REQUIRED WORK - Say only how many lines contain the word "JSON".

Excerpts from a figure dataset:
= = = = = = =

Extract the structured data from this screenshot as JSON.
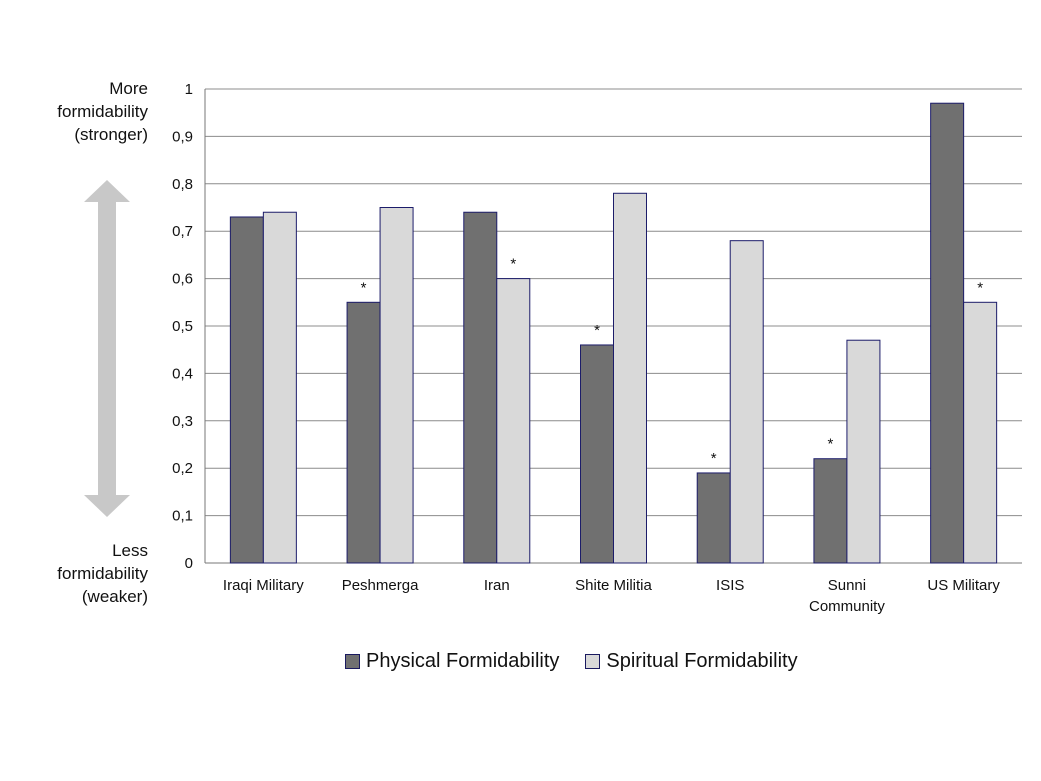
{
  "side_labels": {
    "top": [
      "More",
      "formidability",
      "(stronger)"
    ],
    "bottom": [
      "Less",
      "formidability",
      "(weaker)"
    ]
  },
  "colors": {
    "physical": "#707070",
    "spiritual": "#d9d9d9",
    "bar_border": "#1c1c6a",
    "grid": "#8c8c8c",
    "arrow": "#c8c8c8"
  },
  "chart_data": {
    "type": "bar",
    "categories": [
      [
        "Iraqi Military"
      ],
      [
        "Peshmerga"
      ],
      [
        "Iran"
      ],
      [
        "Shite Militia"
      ],
      [
        "ISIS"
      ],
      [
        "Sunni",
        "Community"
      ],
      [
        "US Military"
      ]
    ],
    "series": [
      {
        "name": "Physical Formidability",
        "values": [
          0.73,
          0.55,
          0.74,
          0.46,
          0.19,
          0.22,
          0.97
        ],
        "stars": [
          false,
          true,
          false,
          true,
          true,
          true,
          false
        ]
      },
      {
        "name": "Spiritual Formidability",
        "values": [
          0.74,
          0.75,
          0.6,
          0.78,
          0.68,
          0.47,
          0.55
        ],
        "stars": [
          false,
          false,
          true,
          false,
          false,
          false,
          true
        ]
      }
    ],
    "ylim": [
      0,
      1
    ],
    "yticks": [
      "0",
      "0,1",
      "0,2",
      "0,3",
      "0,4",
      "0,5",
      "0,6",
      "0,7",
      "0,8",
      "0,9",
      "1"
    ],
    "star_symbol": "*",
    "grid": true,
    "legend_position": "bottom"
  }
}
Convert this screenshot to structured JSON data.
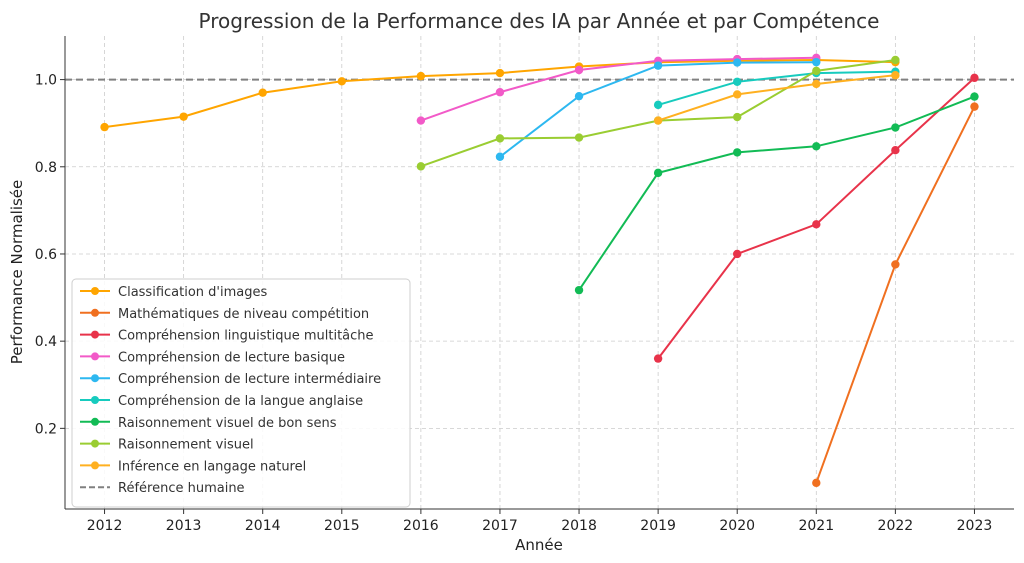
{
  "chart_data": {
    "type": "line",
    "title": "Progression de la Performance des IA par Année et par Compétence",
    "xlabel": "Année",
    "ylabel": "Performance Normalisée",
    "xlim": [
      2011.5,
      2023.5
    ],
    "ylim": [
      0.015,
      1.1
    ],
    "x_ticks": [
      2012,
      2013,
      2014,
      2015,
      2016,
      2017,
      2018,
      2019,
      2020,
      2021,
      2022,
      2023
    ],
    "y_ticks": [
      0.2,
      0.4,
      0.6,
      0.8,
      1.0
    ],
    "y_tick_labels": [
      "0.2",
      "0.4",
      "0.6",
      "0.8",
      "1.0"
    ],
    "grid": true,
    "legend_position": "lower-left",
    "reference_line": {
      "name": "Référence humaine",
      "y": 1.0,
      "color": "#808080",
      "style": "dashed"
    },
    "series": [
      {
        "name": "Classification d'images",
        "color": "#FFA500",
        "x": [
          2012,
          2013,
          2014,
          2015,
          2016,
          2017,
          2018,
          2019,
          2020,
          2021,
          2022
        ],
        "y": [
          0.891,
          0.915,
          0.97,
          0.996,
          1.008,
          1.015,
          1.03,
          1.04,
          1.043,
          1.045,
          1.04
        ]
      },
      {
        "name": "Mathématiques de niveau compétition",
        "color": "#F07020",
        "x": [
          2021,
          2022,
          2023
        ],
        "y": [
          0.075,
          0.576,
          0.938
        ]
      },
      {
        "name": "Compréhension linguistique multitâche",
        "color": "#E8334A",
        "x": [
          2019,
          2020,
          2021,
          2022,
          2023
        ],
        "y": [
          0.36,
          0.6,
          0.668,
          0.838,
          1.004
        ]
      },
      {
        "name": "Compréhension de lecture basique",
        "color": "#F25AC8",
        "x": [
          2016,
          2017,
          2018,
          2019,
          2020,
          2021
        ],
        "y": [
          0.906,
          0.971,
          1.022,
          1.043,
          1.047,
          1.05
        ]
      },
      {
        "name": "Compréhension de lecture intermédiaire",
        "color": "#2DB8F0",
        "x": [
          2017,
          2018,
          2019,
          2020,
          2021
        ],
        "y": [
          0.823,
          0.962,
          1.032,
          1.039,
          1.04
        ]
      },
      {
        "name": "Compréhension de la langue anglaise",
        "color": "#17CBBE",
        "x": [
          2019,
          2020,
          2021,
          2022
        ],
        "y": [
          0.942,
          0.995,
          1.015,
          1.018
        ]
      },
      {
        "name": "Raisonnement visuel de bon sens",
        "color": "#12BB55",
        "x": [
          2018,
          2019,
          2020,
          2021,
          2022,
          2023
        ],
        "y": [
          0.517,
          0.786,
          0.833,
          0.847,
          0.89,
          0.961
        ]
      },
      {
        "name": "Raisonnement visuel",
        "color": "#9ACD32",
        "x": [
          2016,
          2017,
          2018,
          2019,
          2020,
          2021,
          2022
        ],
        "y": [
          0.801,
          0.865,
          0.867,
          0.906,
          0.914,
          1.02,
          1.045
        ]
      },
      {
        "name": "Inférence en langage naturel",
        "color": "#FFB020",
        "x": [
          2019,
          2020,
          2021,
          2022
        ],
        "y": [
          0.906,
          0.966,
          0.99,
          1.01
        ]
      }
    ]
  }
}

= = = = = = =

EXPECTED OUTPUT - 2